Return the lines where the word "JSON" occurs.

— START ENTRIES PROVIDED —

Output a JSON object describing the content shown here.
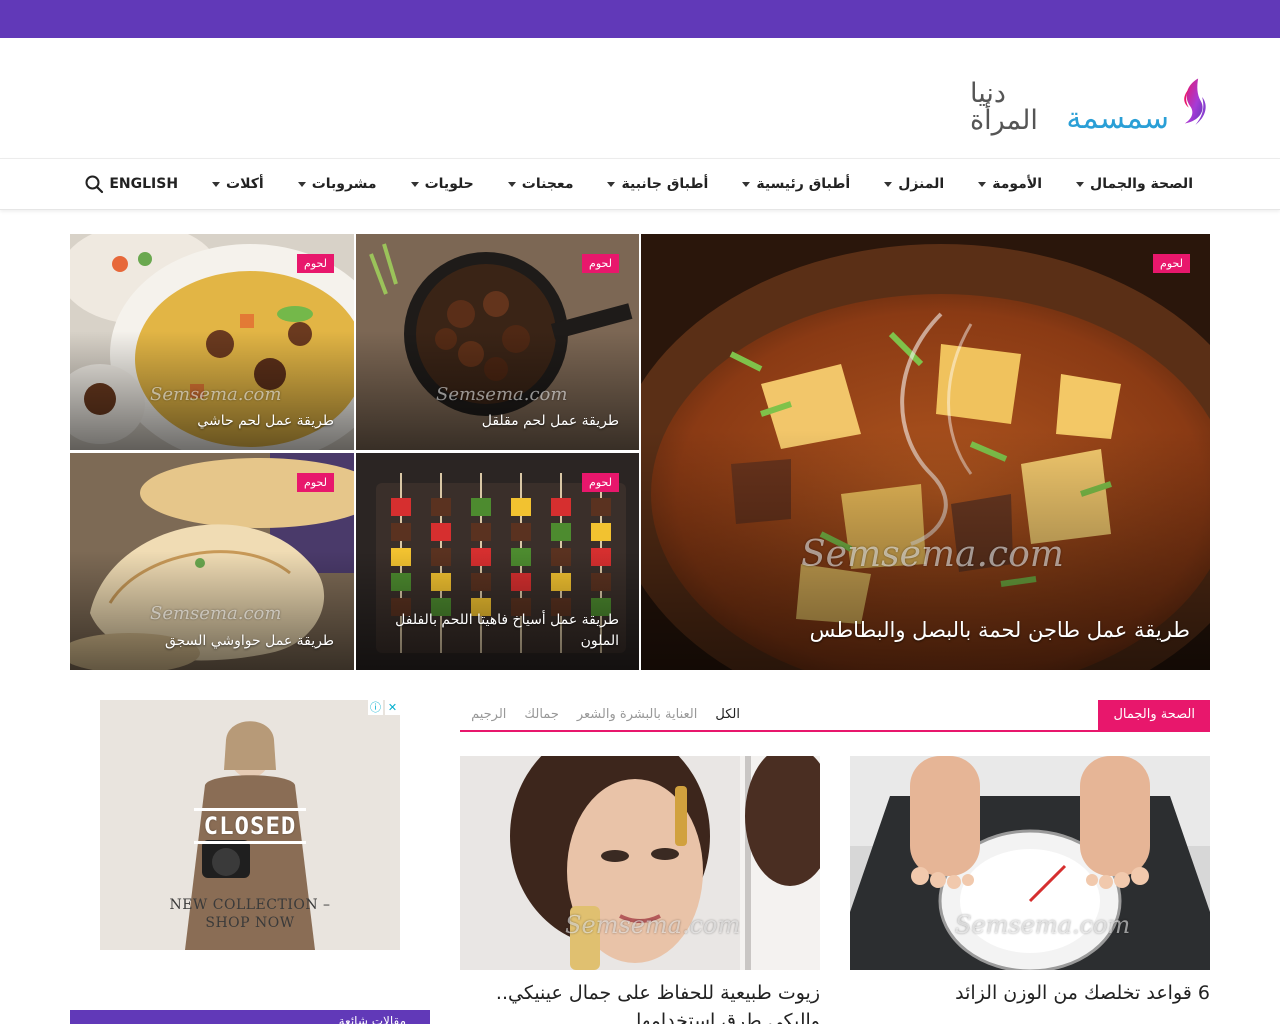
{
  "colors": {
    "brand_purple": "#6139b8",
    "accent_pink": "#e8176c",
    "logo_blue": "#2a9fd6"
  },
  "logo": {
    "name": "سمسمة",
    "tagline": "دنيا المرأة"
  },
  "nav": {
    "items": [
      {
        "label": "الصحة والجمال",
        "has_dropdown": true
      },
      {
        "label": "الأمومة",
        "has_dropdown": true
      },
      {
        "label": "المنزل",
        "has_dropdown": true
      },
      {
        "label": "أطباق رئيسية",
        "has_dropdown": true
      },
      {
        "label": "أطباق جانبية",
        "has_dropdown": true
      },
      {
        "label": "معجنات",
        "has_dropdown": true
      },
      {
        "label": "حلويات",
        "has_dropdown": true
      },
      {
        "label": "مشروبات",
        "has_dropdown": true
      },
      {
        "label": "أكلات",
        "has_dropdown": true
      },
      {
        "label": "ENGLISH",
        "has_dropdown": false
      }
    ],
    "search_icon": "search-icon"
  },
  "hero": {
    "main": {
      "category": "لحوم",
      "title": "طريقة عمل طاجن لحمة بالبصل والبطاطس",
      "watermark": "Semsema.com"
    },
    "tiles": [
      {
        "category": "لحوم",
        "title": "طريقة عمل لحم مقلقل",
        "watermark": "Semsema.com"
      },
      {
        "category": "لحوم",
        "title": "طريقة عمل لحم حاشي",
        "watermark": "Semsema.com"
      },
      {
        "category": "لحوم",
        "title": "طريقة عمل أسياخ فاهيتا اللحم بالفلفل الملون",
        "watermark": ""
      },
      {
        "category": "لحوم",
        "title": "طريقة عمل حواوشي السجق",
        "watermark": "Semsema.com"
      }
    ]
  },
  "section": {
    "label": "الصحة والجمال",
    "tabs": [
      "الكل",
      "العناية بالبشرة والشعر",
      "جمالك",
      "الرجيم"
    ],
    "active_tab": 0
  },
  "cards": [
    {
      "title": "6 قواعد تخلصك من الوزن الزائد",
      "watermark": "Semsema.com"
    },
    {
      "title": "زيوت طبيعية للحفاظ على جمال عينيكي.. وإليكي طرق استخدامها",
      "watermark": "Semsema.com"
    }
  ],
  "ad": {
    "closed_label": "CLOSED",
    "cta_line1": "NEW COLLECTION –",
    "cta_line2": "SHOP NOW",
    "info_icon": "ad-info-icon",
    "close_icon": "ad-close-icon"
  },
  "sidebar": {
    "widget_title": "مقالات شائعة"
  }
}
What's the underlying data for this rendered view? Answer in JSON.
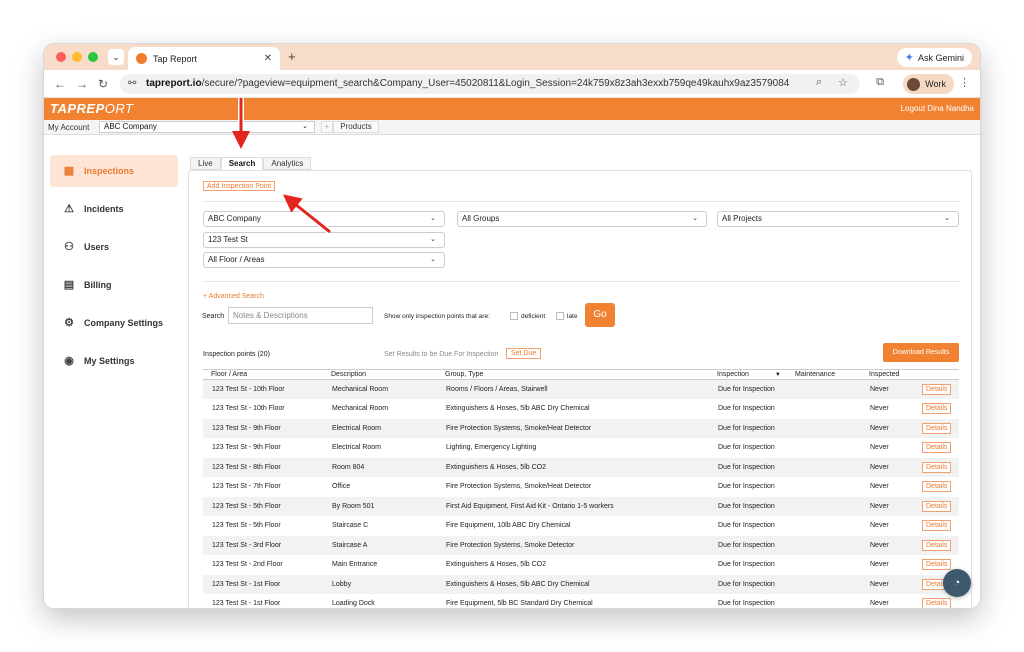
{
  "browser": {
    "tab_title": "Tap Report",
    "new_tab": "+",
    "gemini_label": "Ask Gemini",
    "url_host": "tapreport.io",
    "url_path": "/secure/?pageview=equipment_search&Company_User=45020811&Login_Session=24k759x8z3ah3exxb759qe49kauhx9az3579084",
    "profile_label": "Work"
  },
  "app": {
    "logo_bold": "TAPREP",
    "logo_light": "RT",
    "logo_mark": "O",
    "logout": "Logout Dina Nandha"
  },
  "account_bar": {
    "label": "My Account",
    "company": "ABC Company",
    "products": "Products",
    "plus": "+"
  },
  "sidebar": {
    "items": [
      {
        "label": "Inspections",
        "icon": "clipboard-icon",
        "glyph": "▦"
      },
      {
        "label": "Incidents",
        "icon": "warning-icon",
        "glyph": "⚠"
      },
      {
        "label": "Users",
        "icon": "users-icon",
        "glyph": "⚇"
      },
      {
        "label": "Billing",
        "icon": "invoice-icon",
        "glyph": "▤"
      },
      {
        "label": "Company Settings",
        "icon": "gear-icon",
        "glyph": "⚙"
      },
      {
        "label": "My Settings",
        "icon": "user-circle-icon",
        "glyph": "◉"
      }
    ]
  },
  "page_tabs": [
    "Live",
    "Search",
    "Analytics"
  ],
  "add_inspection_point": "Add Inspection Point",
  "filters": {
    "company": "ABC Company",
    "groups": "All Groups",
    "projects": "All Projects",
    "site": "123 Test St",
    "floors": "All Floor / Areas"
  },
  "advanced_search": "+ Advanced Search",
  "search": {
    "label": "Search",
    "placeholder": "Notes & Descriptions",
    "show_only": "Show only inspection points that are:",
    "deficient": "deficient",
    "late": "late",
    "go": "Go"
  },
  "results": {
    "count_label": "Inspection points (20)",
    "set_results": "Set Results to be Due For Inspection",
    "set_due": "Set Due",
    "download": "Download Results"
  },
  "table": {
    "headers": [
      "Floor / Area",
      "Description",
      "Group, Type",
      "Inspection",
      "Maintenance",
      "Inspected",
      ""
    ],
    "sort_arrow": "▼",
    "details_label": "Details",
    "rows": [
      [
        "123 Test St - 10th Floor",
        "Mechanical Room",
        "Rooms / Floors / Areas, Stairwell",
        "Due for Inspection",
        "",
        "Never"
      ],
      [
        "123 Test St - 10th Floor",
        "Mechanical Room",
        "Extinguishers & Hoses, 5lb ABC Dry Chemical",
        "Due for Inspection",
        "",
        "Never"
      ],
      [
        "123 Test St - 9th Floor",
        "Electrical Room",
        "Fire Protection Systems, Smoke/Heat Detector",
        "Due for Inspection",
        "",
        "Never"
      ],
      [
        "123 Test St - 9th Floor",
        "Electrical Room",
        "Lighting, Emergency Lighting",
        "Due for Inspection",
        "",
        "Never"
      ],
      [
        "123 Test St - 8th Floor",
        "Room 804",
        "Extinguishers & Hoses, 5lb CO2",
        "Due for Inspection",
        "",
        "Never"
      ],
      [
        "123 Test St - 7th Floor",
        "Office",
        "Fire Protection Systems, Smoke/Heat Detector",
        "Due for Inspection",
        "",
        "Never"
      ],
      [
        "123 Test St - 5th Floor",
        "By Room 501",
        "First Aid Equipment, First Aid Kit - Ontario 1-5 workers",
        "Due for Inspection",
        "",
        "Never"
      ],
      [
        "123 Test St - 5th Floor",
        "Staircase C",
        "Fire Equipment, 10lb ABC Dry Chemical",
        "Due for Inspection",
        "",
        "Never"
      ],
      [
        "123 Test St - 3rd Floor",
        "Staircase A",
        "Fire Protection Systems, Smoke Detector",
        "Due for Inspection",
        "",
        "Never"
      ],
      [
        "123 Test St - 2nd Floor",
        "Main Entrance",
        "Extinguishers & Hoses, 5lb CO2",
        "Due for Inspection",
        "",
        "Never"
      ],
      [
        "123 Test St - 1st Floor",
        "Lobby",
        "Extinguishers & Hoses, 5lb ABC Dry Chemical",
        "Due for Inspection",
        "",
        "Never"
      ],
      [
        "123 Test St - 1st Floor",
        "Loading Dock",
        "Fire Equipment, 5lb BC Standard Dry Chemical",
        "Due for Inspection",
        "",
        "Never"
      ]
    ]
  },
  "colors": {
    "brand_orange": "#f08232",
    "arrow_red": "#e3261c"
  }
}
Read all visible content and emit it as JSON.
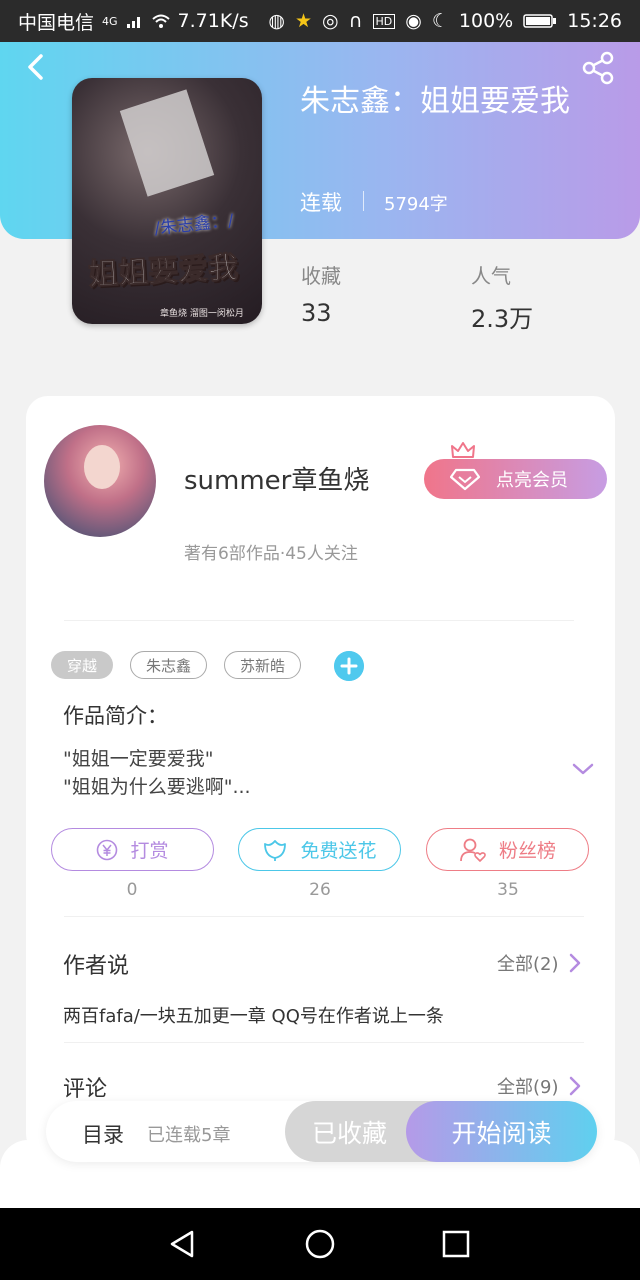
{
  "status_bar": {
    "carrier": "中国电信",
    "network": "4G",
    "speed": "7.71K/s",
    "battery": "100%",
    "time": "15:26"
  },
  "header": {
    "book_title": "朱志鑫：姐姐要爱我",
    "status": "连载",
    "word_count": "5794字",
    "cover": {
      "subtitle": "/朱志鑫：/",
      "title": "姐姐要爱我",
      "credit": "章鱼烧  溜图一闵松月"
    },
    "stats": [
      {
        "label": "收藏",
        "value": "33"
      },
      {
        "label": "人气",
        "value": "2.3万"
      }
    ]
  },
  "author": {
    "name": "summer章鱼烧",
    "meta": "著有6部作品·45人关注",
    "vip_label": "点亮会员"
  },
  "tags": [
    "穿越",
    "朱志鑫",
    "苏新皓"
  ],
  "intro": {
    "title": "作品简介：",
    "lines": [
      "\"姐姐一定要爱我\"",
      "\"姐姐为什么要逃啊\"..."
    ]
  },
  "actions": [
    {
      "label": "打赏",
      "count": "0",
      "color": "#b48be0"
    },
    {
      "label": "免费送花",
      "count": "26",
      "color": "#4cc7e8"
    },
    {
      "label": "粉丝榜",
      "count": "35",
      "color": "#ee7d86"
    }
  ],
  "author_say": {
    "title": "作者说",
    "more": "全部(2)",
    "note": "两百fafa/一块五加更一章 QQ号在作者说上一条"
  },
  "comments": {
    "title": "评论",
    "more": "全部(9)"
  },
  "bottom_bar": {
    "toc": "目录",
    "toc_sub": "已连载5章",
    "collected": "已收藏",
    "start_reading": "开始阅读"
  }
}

— END ENTRIES PROVIDED —

EXERCISE SOLUTION »
Output a JSON object describing the content shown here.
What's the underlying data for this rendered view? Answer in JSON.
Read all visible content and emit it as JSON.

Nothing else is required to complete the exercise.